CHALLENGE:
Copy out all the records exactly.

— start STORED ROWS —

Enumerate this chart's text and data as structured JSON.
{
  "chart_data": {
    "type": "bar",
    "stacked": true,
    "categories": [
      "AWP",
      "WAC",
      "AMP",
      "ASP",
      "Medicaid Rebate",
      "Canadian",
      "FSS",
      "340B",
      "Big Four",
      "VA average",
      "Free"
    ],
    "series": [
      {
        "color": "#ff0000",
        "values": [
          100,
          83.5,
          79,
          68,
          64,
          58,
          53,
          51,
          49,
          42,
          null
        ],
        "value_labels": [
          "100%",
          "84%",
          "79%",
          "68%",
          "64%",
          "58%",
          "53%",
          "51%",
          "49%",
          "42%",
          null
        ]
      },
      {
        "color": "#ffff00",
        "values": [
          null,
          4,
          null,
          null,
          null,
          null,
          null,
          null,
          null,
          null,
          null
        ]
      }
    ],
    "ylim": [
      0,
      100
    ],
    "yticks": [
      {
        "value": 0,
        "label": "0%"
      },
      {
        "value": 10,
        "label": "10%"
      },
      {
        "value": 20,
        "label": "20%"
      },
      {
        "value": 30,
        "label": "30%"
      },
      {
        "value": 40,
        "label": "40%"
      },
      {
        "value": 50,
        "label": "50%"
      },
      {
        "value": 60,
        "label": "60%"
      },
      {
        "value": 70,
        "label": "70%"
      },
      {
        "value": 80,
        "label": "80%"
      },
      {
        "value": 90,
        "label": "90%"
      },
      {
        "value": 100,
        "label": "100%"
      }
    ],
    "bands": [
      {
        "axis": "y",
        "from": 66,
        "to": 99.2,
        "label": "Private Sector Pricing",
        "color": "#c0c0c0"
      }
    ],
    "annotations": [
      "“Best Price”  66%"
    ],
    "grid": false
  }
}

— end STORED ROWS —

OUTPUT BELOW:
Enumerate this chart's text and data as structured JSON.
{
  "chart_data": {
    "type": "bar",
    "stacked": true,
    "categories": [
      "AWP",
      "WAC",
      "AMP",
      "ASP",
      "Medicaid Rebate",
      "Canadian",
      "FSS",
      "340B",
      "Big Four",
      "VA average",
      "Free"
    ],
    "series": [
      {
        "color": "#ff0000",
        "values": [
          100,
          83.5,
          79,
          68,
          64,
          58,
          53,
          51,
          49,
          42,
          null
        ],
        "value_labels": [
          "100%",
          "84%",
          "79%",
          "68%",
          "64%",
          "58%",
          "53%",
          "51%",
          "49%",
          "42%",
          null
        ]
      },
      {
        "color": "#ffff00",
        "values": [
          null,
          4,
          null,
          null,
          null,
          null,
          null,
          null,
          null,
          null,
          null
        ]
      }
    ],
    "ylim": [
      0,
      100
    ],
    "yticks": [
      {
        "value": 0,
        "label": "0%"
      },
      {
        "value": 10,
        "label": "10%"
      },
      {
        "value": 20,
        "label": "20%"
      },
      {
        "value": 30,
        "label": "30%"
      },
      {
        "value": 40,
        "label": "40%"
      },
      {
        "value": 50,
        "label": "50%"
      },
      {
        "value": 60,
        "label": "60%"
      },
      {
        "value": 70,
        "label": "70%"
      },
      {
        "value": 80,
        "label": "80%"
      },
      {
        "value": 90,
        "label": "90%"
      },
      {
        "value": 100,
        "label": "100%"
      }
    ],
    "bands": [
      {
        "axis": "y",
        "from": 66,
        "to": 99.2,
        "label": "Private Sector Pricing",
        "color": "#c0c0c0"
      }
    ],
    "annotations": [
      "“Best Price”  66%"
    ],
    "grid": false
  }
}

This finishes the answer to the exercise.